■ Goal ■
Using the records below, locate all lines containing "from" and return them.

■ Data ■
[Start]
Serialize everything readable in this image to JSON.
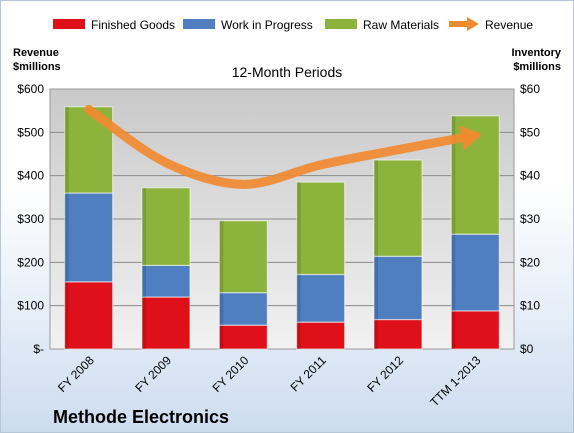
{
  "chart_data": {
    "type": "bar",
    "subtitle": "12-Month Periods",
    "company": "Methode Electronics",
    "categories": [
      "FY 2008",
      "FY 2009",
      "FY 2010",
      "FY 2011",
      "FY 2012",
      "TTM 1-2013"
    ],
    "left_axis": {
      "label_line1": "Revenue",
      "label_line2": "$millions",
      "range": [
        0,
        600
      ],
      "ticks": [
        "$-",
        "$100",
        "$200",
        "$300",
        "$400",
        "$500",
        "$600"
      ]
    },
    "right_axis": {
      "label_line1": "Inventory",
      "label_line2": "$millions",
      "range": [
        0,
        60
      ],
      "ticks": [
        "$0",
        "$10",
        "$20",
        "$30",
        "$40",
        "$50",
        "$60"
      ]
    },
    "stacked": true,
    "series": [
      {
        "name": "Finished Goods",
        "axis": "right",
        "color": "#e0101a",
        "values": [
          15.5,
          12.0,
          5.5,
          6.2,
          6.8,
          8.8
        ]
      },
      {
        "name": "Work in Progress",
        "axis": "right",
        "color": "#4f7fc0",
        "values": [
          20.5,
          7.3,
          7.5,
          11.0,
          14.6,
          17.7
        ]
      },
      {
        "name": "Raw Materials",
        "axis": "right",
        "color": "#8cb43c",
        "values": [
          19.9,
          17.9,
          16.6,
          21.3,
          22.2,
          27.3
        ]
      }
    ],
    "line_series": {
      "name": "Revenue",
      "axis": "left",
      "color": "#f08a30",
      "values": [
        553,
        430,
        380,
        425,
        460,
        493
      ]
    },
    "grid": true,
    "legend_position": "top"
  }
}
[End]
[Start]
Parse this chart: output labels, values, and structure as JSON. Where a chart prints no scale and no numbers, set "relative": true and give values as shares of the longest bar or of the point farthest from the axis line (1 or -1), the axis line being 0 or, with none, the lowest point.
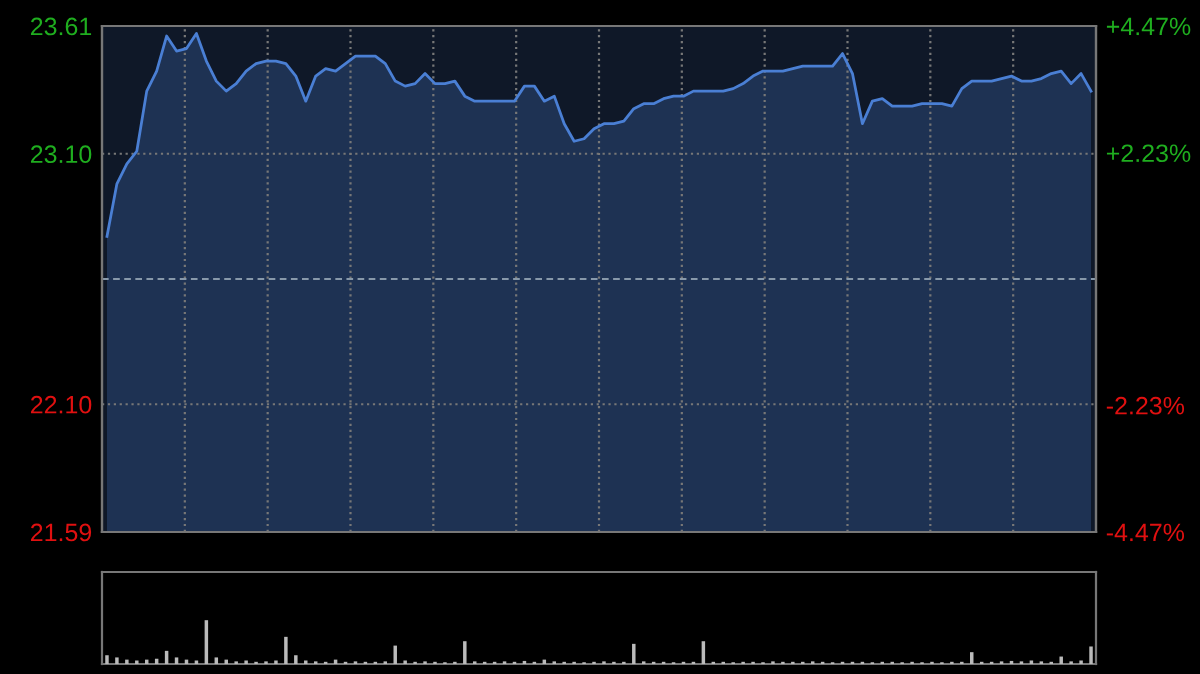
[End]
[Start]
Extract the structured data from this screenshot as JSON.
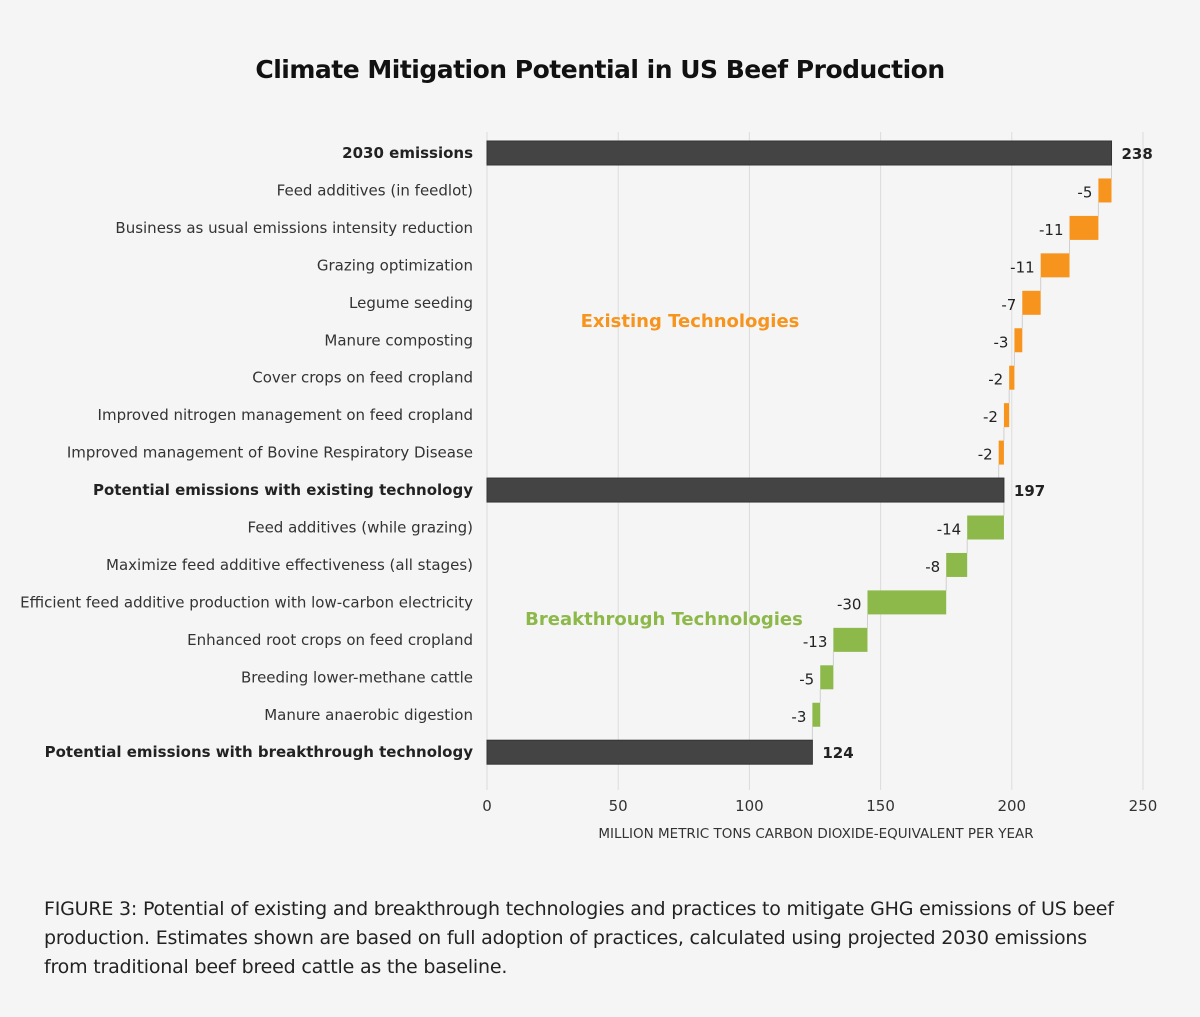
[End]
■ Result for this task ■
Parse this chart: output labels, values, and structure as JSON. Where a chart prints no scale and no numbers, set "relative": true and give values as shares of the longest bar or of the point farthest from the axis line (1 or -1), the axis line being 0 or, with none, the lowest point.
Extract the structured data from this screenshot as JSON.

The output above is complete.